▸ Set problem
Omit all pictures, then retype the data exactly as given.

[START Items]

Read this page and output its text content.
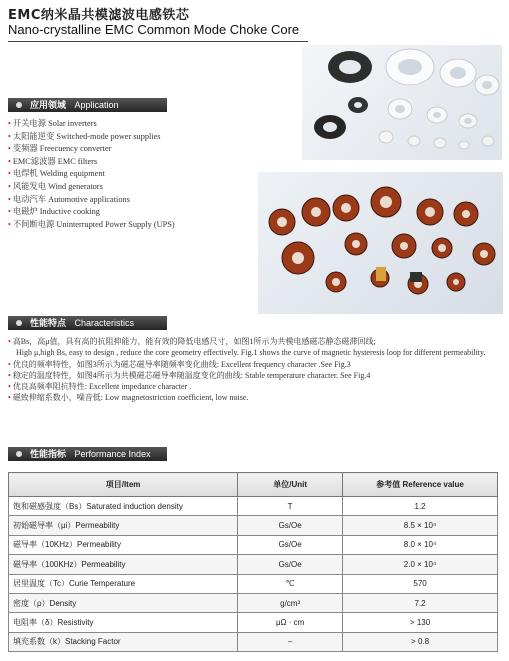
EMC纳米晶共模滤波电感铁芯
Nano-crystalline EMC Common Mode Choke Core
应用领域 Application
• 开关电源 Solar inverters
• 太阳能逆变 Switched-mode power supplies
• 变频器 Freecuency converter
• EMC滤波器 EMC filters
• 电焊机 Welding equipment
• 风能发电 Wind generators
• 电动汽车 Automotive applications
• 电磁炉 Inductive cooking
• 不间断电源 Uninterrupted Power Supply (UPS)
性能特点 Characteristics

• 高Bs，高μ值，具有高的抗阻抑能力，能有效的降低电感尺寸，如图1所示为共模电感磁芯静态磁滞回线;

High μ,high Bs, easy to design , reduce the core geometry effectively. Fig.1 shows the curve of magnetic hysteresis loop for different permeability.

• 优良的频率特性，如图3所示为磁芯磁导率随频率变化曲线: Excellent frequency character .See Fig.3

• 稳定的温度特性，如图4所示为共模磁芯磁导率随温度变化的曲线: Stable temperature character. See Fig.4

• 优良高频率阻抗特性: Excellent impedance character .

• 磁致伸缩系数小，噪音低: Low magnetostriction coefficient, low noise.

性能指标 Performance Index
项目/Item	单位/Unit	参考值 Reference value
饱和磁感强度（Bs）Saturated induction density	T	1.2
初始磁导率（μi）Permeability	Gs/Oe	8.5 × 10⁴
磁导率（10KHz）Permeability	Gs/Oe	8.0 × 10⁴
磁导率（100KHz）Permeability	Gs/Oe	2.0 × 10⁴
居里温度（Tc）Curie Temperature	℃	570
密度（ρ）Density	g/cm³	7.2
电阻率（δ）Resistivity	μΩ · cm	> 130
填充系数（k）Stacking Factor	–	> 0.8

[END Items]

▸ Solution for this task
Read this page and output its text content.
EMC纳米晶共模滤波电感铁芯
Nano-crystalline EMC Common Mode Choke Core
应用领域 Application
• 开关电源 Solar inverters
• 太阳能逆变 Switched-mode power supplies
• 变频器 Freecuency converter
• EMC滤波器 EMC filters
• 电焊机 Welding equipment
• 风能发电 Wind generators
• 电动汽车 Automotive applications
• 电磁炉 Inductive cooking
• 不间断电源 Uninterrupted Power Supply (UPS)
性能特点 Characteristics

• 高Bs，高μ值，具有高的抗阻抑能力，能有效的降低电感尺寸，如图1所示为共模电感磁芯静态磁滞回线;

High μ,high Bs, easy to design , reduce the core geometry effectively. Fig.1 shows the curve of magnetic hysteresis loop for different permeability.

• 优良的频率特性，如图3所示为磁芯磁导率随频率变化曲线: Excellent frequency character .See Fig.3

• 稳定的温度特性，如图4所示为共模磁芯磁导率随温度变化的曲线: Stable temperature character. See Fig.4

• 优良高频率阻抗特性: Excellent impedance character .

• 磁致伸缩系数小，噪音低: Low magnetostriction coefficient, low noise.

性能指标 Performance Index
项目/Item	单位/Unit	参考值 Reference value
饱和磁感强度（Bs）Saturated induction density	T	1.2
初始磁导率（μi）Permeability	Gs/Oe	8.5 × 10⁴
磁导率（10KHz）Permeability	Gs/Oe	8.0 × 10⁴
磁导率（100KHz）Permeability	Gs/Oe	2.0 × 10⁴
居里温度（Tc）Curie Temperature	℃	570
密度（ρ）Density	g/cm³	7.2
电阻率（δ）Resistivity	μΩ · cm	> 130
填充系数（k）Stacking Factor	–	> 0.8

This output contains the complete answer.